-- Instructions for the task --
Give only the number of lines below that contain the word "title".

[Source records]
+-------+

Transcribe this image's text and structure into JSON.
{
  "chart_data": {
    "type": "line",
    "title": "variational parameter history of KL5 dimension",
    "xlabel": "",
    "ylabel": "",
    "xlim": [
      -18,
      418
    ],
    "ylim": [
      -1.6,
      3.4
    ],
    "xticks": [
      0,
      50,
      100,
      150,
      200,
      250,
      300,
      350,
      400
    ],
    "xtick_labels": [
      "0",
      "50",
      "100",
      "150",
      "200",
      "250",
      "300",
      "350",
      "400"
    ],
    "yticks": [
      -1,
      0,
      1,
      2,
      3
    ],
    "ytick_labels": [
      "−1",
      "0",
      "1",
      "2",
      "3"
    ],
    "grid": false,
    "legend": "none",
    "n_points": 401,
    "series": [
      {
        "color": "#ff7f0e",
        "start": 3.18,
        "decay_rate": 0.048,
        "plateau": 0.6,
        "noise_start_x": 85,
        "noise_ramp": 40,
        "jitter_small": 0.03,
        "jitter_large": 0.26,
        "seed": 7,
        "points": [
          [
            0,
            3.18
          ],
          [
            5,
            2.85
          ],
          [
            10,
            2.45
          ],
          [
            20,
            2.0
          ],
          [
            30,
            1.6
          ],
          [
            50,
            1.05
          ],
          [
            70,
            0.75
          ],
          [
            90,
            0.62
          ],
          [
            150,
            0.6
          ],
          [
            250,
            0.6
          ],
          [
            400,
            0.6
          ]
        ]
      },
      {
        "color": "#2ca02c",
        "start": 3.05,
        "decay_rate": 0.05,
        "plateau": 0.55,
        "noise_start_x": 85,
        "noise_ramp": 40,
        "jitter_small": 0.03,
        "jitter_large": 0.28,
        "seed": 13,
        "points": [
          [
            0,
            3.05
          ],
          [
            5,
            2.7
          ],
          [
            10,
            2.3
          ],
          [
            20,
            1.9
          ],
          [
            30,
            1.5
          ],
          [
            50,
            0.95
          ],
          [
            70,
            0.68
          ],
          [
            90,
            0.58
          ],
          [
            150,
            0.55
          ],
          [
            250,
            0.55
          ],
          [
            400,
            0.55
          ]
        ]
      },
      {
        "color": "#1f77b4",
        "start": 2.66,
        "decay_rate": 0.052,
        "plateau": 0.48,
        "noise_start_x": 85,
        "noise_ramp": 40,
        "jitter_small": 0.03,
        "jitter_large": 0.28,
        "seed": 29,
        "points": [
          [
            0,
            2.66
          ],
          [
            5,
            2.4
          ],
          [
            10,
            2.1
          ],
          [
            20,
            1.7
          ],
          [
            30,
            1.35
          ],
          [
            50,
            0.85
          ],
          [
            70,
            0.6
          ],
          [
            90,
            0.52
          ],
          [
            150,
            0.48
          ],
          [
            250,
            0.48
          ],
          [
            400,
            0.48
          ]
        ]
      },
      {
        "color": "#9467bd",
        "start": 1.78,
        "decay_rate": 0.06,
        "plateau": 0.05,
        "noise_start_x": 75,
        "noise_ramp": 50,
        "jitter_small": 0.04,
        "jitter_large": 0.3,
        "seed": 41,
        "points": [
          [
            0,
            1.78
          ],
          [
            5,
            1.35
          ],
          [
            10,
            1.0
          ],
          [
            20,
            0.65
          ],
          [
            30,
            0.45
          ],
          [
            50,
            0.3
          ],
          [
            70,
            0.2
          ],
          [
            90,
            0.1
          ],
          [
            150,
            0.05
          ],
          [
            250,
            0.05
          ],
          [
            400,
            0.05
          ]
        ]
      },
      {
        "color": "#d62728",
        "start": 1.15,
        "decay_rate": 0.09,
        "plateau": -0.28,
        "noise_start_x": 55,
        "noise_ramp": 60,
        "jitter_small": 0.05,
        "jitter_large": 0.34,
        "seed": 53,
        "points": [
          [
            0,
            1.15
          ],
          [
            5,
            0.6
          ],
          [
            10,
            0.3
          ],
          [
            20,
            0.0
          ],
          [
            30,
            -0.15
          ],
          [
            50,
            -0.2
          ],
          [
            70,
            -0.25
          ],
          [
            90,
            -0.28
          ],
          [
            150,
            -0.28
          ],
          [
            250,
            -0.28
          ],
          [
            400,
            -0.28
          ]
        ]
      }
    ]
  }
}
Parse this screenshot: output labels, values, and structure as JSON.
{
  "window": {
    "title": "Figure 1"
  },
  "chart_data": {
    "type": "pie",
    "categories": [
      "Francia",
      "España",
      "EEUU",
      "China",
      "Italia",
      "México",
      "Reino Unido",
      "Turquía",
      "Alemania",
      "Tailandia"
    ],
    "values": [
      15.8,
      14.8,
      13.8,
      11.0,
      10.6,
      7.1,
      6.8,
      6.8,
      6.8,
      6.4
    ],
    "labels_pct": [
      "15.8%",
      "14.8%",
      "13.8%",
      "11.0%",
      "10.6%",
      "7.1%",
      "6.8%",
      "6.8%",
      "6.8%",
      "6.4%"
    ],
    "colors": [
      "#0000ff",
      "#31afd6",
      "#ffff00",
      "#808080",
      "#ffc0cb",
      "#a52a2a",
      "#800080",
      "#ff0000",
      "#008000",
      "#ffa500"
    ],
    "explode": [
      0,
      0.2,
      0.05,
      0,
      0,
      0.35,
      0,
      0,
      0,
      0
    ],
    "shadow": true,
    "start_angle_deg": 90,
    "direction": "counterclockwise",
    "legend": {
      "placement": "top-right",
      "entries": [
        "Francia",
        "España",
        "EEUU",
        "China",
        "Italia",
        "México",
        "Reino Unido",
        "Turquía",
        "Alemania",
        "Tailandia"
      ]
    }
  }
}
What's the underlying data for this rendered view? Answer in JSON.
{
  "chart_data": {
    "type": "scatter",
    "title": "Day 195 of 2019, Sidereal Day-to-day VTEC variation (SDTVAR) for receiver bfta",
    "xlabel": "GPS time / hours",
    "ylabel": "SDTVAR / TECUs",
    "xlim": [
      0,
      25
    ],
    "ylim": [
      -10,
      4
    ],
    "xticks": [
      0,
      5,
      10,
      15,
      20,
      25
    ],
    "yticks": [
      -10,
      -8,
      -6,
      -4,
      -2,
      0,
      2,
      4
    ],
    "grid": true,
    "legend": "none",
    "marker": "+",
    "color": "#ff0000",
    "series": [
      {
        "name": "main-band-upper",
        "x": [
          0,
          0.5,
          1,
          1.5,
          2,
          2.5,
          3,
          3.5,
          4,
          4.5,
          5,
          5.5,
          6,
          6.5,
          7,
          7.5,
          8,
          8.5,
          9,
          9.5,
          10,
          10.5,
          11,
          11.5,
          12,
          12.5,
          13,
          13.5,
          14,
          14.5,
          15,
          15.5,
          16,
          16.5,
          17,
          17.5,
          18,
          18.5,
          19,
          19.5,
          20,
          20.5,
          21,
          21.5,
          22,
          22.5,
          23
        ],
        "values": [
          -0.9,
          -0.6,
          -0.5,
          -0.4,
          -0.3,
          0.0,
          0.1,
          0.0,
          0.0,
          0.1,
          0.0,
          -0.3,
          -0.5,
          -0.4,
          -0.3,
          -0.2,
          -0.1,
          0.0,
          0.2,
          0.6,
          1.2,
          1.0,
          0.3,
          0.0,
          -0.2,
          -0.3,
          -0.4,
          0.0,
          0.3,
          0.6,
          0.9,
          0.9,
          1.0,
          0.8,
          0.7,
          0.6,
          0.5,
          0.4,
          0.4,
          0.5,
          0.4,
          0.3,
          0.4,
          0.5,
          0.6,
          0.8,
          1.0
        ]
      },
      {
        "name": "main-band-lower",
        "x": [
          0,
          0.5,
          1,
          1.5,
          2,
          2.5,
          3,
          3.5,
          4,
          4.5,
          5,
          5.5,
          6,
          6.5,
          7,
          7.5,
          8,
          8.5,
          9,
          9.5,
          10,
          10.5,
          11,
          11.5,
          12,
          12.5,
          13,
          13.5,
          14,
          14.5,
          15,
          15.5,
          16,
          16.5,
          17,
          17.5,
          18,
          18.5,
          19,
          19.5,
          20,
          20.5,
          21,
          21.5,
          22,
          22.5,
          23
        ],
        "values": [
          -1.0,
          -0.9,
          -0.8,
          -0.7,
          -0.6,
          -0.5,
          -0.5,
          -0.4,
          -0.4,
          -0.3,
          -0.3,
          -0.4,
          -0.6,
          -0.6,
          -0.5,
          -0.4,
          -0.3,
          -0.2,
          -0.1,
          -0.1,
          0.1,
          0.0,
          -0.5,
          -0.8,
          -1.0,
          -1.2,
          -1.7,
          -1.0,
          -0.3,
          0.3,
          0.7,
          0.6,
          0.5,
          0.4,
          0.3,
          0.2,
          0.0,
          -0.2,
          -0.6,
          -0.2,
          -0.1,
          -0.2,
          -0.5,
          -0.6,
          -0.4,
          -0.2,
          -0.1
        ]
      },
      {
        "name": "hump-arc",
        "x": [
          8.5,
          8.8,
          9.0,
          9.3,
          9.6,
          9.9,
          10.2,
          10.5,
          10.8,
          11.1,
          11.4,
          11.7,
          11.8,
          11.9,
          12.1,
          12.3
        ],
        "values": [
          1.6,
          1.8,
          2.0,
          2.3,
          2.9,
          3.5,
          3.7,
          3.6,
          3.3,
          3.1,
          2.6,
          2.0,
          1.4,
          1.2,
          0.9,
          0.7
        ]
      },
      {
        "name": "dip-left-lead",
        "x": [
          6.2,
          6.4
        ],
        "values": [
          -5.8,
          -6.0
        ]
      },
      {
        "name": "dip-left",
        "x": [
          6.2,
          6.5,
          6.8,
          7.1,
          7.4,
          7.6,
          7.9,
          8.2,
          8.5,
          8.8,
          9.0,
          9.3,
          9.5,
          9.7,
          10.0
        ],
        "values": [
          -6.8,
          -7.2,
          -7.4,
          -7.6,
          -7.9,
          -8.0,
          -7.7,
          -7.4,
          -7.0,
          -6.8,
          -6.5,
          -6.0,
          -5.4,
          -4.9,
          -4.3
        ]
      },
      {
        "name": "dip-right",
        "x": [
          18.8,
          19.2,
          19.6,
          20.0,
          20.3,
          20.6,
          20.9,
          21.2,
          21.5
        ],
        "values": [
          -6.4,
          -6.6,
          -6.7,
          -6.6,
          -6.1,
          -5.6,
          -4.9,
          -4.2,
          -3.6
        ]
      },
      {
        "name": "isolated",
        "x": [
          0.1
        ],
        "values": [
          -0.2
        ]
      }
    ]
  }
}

+-------+

-- Full answer --
3